- _STATED PROBLEM_
Pick out each line of the records that includes the string "this", and copy it.

- _SUPPLIED MATERIAL_
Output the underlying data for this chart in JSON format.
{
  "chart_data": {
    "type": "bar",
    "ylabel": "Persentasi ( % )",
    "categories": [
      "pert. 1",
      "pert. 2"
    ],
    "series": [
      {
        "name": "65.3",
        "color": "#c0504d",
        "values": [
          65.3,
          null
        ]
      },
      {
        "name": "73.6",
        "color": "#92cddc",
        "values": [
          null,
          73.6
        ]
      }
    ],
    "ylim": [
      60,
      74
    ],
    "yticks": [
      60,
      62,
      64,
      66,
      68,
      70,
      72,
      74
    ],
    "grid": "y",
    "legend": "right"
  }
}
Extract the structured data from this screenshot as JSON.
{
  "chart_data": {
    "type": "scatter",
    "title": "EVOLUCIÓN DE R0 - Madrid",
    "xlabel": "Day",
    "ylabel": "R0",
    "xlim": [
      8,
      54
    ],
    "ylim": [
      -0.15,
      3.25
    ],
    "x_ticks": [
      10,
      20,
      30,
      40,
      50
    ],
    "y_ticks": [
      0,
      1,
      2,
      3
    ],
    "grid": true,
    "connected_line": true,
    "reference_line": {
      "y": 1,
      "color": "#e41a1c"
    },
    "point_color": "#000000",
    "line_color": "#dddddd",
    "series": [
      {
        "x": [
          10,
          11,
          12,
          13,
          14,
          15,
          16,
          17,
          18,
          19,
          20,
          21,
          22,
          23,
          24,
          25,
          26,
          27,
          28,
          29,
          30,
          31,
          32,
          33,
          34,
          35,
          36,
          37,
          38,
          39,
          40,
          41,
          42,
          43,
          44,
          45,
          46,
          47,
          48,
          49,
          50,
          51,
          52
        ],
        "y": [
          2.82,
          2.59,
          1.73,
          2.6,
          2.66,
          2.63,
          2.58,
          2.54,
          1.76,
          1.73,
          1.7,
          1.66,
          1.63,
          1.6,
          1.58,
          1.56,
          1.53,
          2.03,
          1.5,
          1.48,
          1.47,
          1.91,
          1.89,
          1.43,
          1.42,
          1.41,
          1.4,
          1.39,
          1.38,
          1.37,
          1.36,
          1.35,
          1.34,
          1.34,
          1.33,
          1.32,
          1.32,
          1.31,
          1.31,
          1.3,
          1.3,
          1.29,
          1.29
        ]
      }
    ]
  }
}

- _WORKED SOLUTION_
Output the underlying data for this chart in JSON format.
Extract the structured data from this screenshot as JSON.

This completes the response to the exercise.